• _Dataset entries_:
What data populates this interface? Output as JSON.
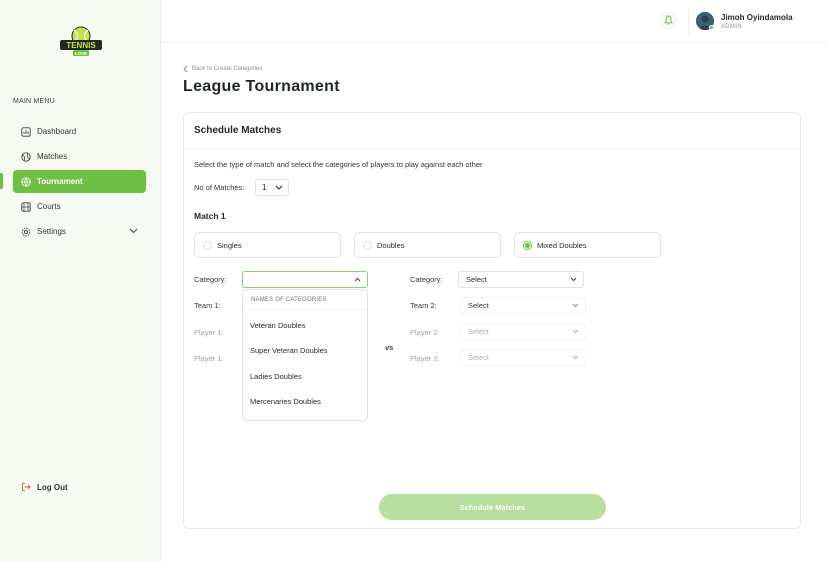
{
  "brand": {
    "logo_text": "TENNIS",
    "logo_subtext": "LOVE",
    "accent": "#6fbf44",
    "accent_soft": "#b6dfa0"
  },
  "sidebar": {
    "section_title": "MAIN MENU",
    "items": [
      {
        "label": "Dashboard",
        "icon": "dashboard-icon",
        "active": false
      },
      {
        "label": "Matches",
        "icon": "tennis-ball-icon",
        "active": false
      },
      {
        "label": "Tournament",
        "icon": "globe-icon",
        "active": true
      },
      {
        "label": "Courts",
        "icon": "court-icon",
        "active": false
      },
      {
        "label": "Settings",
        "icon": "gear-icon",
        "active": false,
        "has_submenu": true
      }
    ],
    "logout_label": "Log Out"
  },
  "header": {
    "user_name": "Jimoh Oyindamola",
    "user_role": "ADMIN"
  },
  "page": {
    "back_label": "Back to Create Categories",
    "title": "League Tournament"
  },
  "card": {
    "title": "Schedule Matches",
    "instructions": "Select the type of match and select the categories of players to play against each other",
    "num_matches_label": "No of Matches:",
    "num_matches_value": "1",
    "match_title": "Match 1",
    "match_types": [
      {
        "label": "Singles",
        "selected": false
      },
      {
        "label": "Doubles",
        "selected": false
      },
      {
        "label": "Mixed Doubles",
        "selected": true
      }
    ],
    "left": {
      "category_label": "Category:",
      "category_value": "",
      "team_label": "Team 1:",
      "player_a_label": "Player 1:",
      "player_b_label": "Player 1:"
    },
    "vs_label": "vs",
    "right": {
      "category_label": "Category:",
      "category_value": "Select",
      "team_label": "Team 2:",
      "team_value": "Select",
      "player_a_label": "Player 2:",
      "player_a_value": "Select",
      "player_b_label": "Player 2:",
      "player_b_value": "Select"
    },
    "dropdown": {
      "header": "NAMES OF CATEGORIES",
      "options": [
        "Veteran Doubles",
        "Super Veteran Doubles",
        "Ladies Doubles",
        "Mercenaries Doubles"
      ]
    },
    "submit_label": "Schedule Matches"
  }
}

• _Goal_: Omit the pictures and restate the rest of the records verbatim.

• _Final result_:
What data populates this interface? Output as JSON.
{
  "brand": {
    "logo_text": "TENNIS",
    "logo_subtext": "LOVE",
    "accent": "#6fbf44",
    "accent_soft": "#b6dfa0"
  },
  "sidebar": {
    "section_title": "MAIN MENU",
    "items": [
      {
        "label": "Dashboard",
        "icon": "dashboard-icon",
        "active": false
      },
      {
        "label": "Matches",
        "icon": "tennis-ball-icon",
        "active": false
      },
      {
        "label": "Tournament",
        "icon": "globe-icon",
        "active": true
      },
      {
        "label": "Courts",
        "icon": "court-icon",
        "active": false
      },
      {
        "label": "Settings",
        "icon": "gear-icon",
        "active": false,
        "has_submenu": true
      }
    ],
    "logout_label": "Log Out"
  },
  "header": {
    "user_name": "Jimoh Oyindamola",
    "user_role": "ADMIN"
  },
  "page": {
    "back_label": "Back to Create Categories",
    "title": "League Tournament"
  },
  "card": {
    "title": "Schedule Matches",
    "instructions": "Select the type of match and select the categories of players to play against each other",
    "num_matches_label": "No of Matches:",
    "num_matches_value": "1",
    "match_title": "Match 1",
    "match_types": [
      {
        "label": "Singles",
        "selected": false
      },
      {
        "label": "Doubles",
        "selected": false
      },
      {
        "label": "Mixed Doubles",
        "selected": true
      }
    ],
    "left": {
      "category_label": "Category:",
      "category_value": "",
      "team_label": "Team 1:",
      "player_a_label": "Player 1:",
      "player_b_label": "Player 1:"
    },
    "vs_label": "vs",
    "right": {
      "category_label": "Category:",
      "category_value": "Select",
      "team_label": "Team 2:",
      "team_value": "Select",
      "player_a_label": "Player 2:",
      "player_a_value": "Select",
      "player_b_label": "Player 2:",
      "player_b_value": "Select"
    },
    "dropdown": {
      "header": "NAMES OF CATEGORIES",
      "options": [
        "Veteran Doubles",
        "Super Veteran Doubles",
        "Ladies Doubles",
        "Mercenaries Doubles"
      ]
    },
    "submit_label": "Schedule Matches"
  }
}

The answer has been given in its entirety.